[Saved data entries]

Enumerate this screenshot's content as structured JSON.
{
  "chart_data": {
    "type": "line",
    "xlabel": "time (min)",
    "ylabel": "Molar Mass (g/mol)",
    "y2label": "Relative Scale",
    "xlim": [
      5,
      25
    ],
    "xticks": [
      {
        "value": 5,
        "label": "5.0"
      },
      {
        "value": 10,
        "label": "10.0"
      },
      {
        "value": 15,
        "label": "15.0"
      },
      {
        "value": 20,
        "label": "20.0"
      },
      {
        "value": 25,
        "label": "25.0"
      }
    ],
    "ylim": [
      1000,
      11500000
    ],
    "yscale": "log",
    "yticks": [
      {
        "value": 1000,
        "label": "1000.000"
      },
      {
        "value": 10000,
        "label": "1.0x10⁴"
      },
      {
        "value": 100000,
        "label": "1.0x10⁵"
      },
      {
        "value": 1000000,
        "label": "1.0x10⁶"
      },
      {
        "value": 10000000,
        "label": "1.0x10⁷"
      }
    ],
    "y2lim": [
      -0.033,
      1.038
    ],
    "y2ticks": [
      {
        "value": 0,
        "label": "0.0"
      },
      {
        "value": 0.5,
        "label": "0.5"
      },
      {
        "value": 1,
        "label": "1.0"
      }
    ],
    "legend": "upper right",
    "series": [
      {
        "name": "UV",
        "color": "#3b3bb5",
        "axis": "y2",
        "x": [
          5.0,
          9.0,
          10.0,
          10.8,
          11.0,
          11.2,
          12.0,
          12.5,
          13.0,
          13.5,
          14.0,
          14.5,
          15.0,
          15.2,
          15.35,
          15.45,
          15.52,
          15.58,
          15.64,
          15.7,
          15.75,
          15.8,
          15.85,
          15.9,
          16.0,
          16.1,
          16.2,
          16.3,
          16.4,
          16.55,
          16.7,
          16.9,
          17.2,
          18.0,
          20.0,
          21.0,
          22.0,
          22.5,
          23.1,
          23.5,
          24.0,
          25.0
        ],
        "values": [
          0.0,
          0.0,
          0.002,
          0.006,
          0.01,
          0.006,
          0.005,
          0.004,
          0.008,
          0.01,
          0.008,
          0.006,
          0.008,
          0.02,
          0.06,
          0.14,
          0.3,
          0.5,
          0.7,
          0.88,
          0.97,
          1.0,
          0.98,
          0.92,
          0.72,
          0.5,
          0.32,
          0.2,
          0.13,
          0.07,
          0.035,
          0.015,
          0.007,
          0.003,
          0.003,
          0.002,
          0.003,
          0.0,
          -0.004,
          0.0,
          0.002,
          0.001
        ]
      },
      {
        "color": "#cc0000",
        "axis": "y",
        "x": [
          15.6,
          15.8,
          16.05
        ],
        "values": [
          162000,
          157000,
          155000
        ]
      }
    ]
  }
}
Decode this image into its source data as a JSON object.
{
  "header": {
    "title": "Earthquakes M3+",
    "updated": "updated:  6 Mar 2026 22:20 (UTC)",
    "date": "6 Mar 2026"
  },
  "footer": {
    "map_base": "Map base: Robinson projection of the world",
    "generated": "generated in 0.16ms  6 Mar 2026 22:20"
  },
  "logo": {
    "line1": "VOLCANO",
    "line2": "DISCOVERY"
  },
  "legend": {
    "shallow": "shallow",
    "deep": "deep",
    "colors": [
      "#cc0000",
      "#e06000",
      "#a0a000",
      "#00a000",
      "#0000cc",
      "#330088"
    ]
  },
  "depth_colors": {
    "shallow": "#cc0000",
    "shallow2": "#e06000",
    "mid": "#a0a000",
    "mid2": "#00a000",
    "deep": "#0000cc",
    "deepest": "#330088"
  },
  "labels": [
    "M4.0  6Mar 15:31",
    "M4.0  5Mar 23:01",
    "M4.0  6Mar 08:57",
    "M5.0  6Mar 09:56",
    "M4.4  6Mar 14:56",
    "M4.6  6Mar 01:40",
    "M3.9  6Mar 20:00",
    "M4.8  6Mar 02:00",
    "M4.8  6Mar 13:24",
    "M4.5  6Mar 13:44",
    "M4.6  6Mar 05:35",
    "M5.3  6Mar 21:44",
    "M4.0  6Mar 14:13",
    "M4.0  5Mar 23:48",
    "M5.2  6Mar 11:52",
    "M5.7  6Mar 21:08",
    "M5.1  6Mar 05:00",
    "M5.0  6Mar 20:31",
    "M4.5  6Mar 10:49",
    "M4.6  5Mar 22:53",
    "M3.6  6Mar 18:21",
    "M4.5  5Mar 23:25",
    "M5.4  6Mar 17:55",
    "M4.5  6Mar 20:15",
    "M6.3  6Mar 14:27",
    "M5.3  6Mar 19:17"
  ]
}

* _Task instructions_: Quote every entry exactly.

* _Task output_:
Enumerate this screenshot's content as structured JSON.
{
  "chart_data": {
    "type": "line",
    "xlabel": "time (min)",
    "ylabel": "Molar Mass (g/mol)",
    "y2label": "Relative Scale",
    "xlim": [
      5,
      25
    ],
    "xticks": [
      {
        "value": 5,
        "label": "5.0"
      },
      {
        "value": 10,
        "label": "10.0"
      },
      {
        "value": 15,
        "label": "15.0"
      },
      {
        "value": 20,
        "label": "20.0"
      },
      {
        "value": 25,
        "label": "25.0"
      }
    ],
    "ylim": [
      1000,
      11500000
    ],
    "yscale": "log",
    "yticks": [
      {
        "value": 1000,
        "label": "1000.000"
      },
      {
        "value": 10000,
        "label": "1.0x10⁴"
      },
      {
        "value": 100000,
        "label": "1.0x10⁵"
      },
      {
        "value": 1000000,
        "label": "1.0x10⁶"
      },
      {
        "value": 10000000,
        "label": "1.0x10⁷"
      }
    ],
    "y2lim": [
      -0.033,
      1.038
    ],
    "y2ticks": [
      {
        "value": 0,
        "label": "0.0"
      },
      {
        "value": 0.5,
        "label": "0.5"
      },
      {
        "value": 1,
        "label": "1.0"
      }
    ],
    "legend": "upper right",
    "series": [
      {
        "name": "UV",
        "color": "#3b3bb5",
        "axis": "y2",
        "x": [
          5.0,
          9.0,
          10.0,
          10.8,
          11.0,
          11.2,
          12.0,
          12.5,
          13.0,
          13.5,
          14.0,
          14.5,
          15.0,
          15.2,
          15.35,
          15.45,
          15.52,
          15.58,
          15.64,
          15.7,
          15.75,
          15.8,
          15.85,
          15.9,
          16.0,
          16.1,
          16.2,
          16.3,
          16.4,
          16.55,
          16.7,
          16.9,
          17.2,
          18.0,
          20.0,
          21.0,
          22.0,
          22.5,
          23.1,
          23.5,
          24.0,
          25.0
        ],
        "values": [
          0.0,
          0.0,
          0.002,
          0.006,
          0.01,
          0.006,
          0.005,
          0.004,
          0.008,
          0.01,
          0.008,
          0.006,
          0.008,
          0.02,
          0.06,
          0.14,
          0.3,
          0.5,
          0.7,
          0.88,
          0.97,
          1.0,
          0.98,
          0.92,
          0.72,
          0.5,
          0.32,
          0.2,
          0.13,
          0.07,
          0.035,
          0.015,
          0.007,
          0.003,
          0.003,
          0.002,
          0.003,
          0.0,
          -0.004,
          0.0,
          0.002,
          0.001
        ]
      },
      {
        "color": "#cc0000",
        "axis": "y",
        "x": [
          15.6,
          15.8,
          16.05
        ],
        "values": [
          162000,
          157000,
          155000
        ]
      }
    ]
  }
}
Decode this image into its source data as a JSON object.
{
  "header": {
    "title": "Earthquakes M3+",
    "updated": "updated:  6 Mar 2026 22:20 (UTC)",
    "date": "6 Mar 2026"
  },
  "footer": {
    "map_base": "Map base: Robinson projection of the world",
    "generated": "generated in 0.16ms  6 Mar 2026 22:20"
  },
  "logo": {
    "line1": "VOLCANO",
    "line2": "DISCOVERY"
  },
  "legend": {
    "shallow": "shallow",
    "deep": "deep",
    "colors": [
      "#cc0000",
      "#e06000",
      "#a0a000",
      "#00a000",
      "#0000cc",
      "#330088"
    ]
  },
  "depth_colors": {
    "shallow": "#cc0000",
    "shallow2": "#e06000",
    "mid": "#a0a000",
    "mid2": "#00a000",
    "deep": "#0000cc",
    "deepest": "#330088"
  },
  "labels": [
    "M4.0  6Mar 15:31",
    "M4.0  5Mar 23:01",
    "M4.0  6Mar 08:57",
    "M5.0  6Mar 09:56",
    "M4.4  6Mar 14:56",
    "M4.6  6Mar 01:40",
    "M3.9  6Mar 20:00",
    "M4.8  6Mar 02:00",
    "M4.8  6Mar 13:24",
    "M4.5  6Mar 13:44",
    "M4.6  6Mar 05:35",
    "M5.3  6Mar 21:44",
    "M4.0  6Mar 14:13",
    "M4.0  5Mar 23:48",
    "M5.2  6Mar 11:52",
    "M5.7  6Mar 21:08",
    "M5.1  6Mar 05:00",
    "M5.0  6Mar 20:31",
    "M4.5  6Mar 10:49",
    "M4.6  5Mar 22:53",
    "M3.6  6Mar 18:21",
    "M4.5  5Mar 23:25",
    "M5.4  6Mar 17:55",
    "M4.5  6Mar 20:15",
    "M6.3  6Mar 14:27",
    "M5.3  6Mar 19:17"
  ]
}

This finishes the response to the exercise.